SUPPLIED RECORDS ->
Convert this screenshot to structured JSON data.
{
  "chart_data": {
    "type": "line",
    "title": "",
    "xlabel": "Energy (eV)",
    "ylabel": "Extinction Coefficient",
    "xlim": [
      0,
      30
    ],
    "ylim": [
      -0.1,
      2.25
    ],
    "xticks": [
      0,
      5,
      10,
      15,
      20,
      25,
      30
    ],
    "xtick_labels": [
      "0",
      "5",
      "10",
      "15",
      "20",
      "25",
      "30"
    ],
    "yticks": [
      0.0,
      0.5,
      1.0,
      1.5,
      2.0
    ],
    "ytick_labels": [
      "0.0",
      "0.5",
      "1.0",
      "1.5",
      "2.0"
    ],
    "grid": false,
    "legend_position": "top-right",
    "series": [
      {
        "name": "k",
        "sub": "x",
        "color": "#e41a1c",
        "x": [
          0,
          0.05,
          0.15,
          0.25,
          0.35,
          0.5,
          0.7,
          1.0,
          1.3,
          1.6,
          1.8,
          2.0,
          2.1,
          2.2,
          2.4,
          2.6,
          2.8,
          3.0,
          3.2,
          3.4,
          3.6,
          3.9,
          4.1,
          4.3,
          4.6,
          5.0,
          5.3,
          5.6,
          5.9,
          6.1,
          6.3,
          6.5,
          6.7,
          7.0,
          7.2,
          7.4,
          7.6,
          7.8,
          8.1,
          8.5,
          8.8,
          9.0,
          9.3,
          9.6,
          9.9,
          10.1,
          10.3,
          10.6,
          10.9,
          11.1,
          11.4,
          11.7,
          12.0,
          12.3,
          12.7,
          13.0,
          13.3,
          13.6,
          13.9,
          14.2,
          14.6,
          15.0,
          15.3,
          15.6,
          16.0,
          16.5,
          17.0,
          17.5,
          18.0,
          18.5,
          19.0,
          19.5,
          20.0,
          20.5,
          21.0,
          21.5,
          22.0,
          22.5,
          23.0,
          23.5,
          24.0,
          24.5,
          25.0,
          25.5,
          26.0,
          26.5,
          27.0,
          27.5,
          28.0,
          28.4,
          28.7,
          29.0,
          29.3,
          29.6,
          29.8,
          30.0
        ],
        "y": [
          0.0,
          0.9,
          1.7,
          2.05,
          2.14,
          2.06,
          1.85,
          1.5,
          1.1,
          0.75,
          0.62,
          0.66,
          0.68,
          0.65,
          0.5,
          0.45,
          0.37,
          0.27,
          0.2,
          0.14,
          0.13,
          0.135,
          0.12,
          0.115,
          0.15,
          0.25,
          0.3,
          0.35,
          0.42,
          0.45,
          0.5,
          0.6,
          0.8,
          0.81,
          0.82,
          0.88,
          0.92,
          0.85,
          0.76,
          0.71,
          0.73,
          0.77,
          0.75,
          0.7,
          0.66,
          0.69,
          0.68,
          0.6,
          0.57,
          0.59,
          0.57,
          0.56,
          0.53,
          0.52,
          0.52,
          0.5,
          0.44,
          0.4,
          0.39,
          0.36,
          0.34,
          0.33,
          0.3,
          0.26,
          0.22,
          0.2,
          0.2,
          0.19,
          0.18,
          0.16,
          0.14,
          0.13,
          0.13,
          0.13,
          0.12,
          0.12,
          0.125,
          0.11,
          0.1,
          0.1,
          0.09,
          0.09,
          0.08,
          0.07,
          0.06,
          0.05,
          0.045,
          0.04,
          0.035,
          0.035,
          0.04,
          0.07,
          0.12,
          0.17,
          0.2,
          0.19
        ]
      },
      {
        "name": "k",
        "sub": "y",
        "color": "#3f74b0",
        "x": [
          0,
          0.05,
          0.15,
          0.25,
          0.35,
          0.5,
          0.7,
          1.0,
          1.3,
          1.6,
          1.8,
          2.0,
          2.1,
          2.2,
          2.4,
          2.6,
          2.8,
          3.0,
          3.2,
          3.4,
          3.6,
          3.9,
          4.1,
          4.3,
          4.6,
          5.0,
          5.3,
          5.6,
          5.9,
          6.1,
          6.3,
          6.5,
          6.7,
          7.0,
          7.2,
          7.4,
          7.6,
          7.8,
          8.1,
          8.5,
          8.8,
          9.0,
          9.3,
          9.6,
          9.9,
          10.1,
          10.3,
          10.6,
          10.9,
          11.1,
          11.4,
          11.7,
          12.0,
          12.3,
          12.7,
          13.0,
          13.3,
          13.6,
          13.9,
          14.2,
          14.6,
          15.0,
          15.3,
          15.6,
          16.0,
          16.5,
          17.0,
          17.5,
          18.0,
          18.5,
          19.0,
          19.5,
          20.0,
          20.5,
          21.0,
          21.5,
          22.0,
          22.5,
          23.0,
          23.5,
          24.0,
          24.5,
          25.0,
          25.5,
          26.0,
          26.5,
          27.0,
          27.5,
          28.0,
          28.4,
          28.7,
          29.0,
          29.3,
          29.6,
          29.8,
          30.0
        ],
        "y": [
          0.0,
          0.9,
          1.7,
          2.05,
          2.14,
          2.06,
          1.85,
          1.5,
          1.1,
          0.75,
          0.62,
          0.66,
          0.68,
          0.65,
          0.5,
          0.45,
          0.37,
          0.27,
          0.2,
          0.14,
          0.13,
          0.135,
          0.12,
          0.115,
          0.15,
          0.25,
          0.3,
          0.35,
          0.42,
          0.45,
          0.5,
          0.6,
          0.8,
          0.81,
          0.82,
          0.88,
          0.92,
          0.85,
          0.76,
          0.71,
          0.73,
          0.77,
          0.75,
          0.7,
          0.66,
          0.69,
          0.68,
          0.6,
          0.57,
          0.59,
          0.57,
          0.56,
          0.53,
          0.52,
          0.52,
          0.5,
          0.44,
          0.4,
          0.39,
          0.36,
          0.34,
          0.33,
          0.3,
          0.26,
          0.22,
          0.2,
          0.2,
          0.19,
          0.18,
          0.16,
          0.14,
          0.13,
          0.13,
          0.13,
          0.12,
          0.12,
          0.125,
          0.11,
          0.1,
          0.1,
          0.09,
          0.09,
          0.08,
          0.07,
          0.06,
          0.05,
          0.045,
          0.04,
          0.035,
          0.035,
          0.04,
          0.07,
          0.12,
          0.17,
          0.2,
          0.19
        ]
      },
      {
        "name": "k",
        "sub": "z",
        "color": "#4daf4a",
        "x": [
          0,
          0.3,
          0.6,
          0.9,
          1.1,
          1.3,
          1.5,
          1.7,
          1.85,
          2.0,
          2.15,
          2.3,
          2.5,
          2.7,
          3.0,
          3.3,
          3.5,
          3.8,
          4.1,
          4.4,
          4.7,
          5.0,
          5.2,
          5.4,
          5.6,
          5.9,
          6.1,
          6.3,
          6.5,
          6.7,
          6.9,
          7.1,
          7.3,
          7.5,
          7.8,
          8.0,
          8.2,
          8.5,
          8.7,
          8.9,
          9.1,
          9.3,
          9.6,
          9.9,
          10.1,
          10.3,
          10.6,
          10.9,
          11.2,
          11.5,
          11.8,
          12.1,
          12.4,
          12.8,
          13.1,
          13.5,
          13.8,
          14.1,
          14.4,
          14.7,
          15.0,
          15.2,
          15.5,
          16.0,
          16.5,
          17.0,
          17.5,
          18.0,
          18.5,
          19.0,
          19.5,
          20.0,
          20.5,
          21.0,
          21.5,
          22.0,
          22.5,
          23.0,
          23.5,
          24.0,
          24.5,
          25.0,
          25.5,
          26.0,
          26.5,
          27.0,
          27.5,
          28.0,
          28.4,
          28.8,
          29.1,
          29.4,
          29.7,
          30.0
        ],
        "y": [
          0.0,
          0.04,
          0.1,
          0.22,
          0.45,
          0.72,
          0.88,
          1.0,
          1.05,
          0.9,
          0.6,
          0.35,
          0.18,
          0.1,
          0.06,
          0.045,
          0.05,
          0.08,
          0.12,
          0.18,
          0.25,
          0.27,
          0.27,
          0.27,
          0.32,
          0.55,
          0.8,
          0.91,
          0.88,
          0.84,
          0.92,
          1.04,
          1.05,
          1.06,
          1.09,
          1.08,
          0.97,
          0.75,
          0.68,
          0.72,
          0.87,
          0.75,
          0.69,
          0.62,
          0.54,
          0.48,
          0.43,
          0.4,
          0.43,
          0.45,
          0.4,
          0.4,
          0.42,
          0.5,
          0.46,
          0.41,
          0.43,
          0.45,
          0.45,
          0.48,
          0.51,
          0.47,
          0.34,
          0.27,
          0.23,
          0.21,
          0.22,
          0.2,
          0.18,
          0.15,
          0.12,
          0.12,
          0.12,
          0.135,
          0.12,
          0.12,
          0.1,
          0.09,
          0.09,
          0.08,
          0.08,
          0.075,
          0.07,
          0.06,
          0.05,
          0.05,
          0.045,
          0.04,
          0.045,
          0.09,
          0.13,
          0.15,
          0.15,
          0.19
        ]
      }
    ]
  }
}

WHAT YOU ARE ASKED TO DO -> Select the lines in this material that hold the word "color", leaving none out.

ANSWER FOR THE TASK ->
        "color": "#e41a1c",
        "color": "#3f74b0",
        "color": "#4daf4a",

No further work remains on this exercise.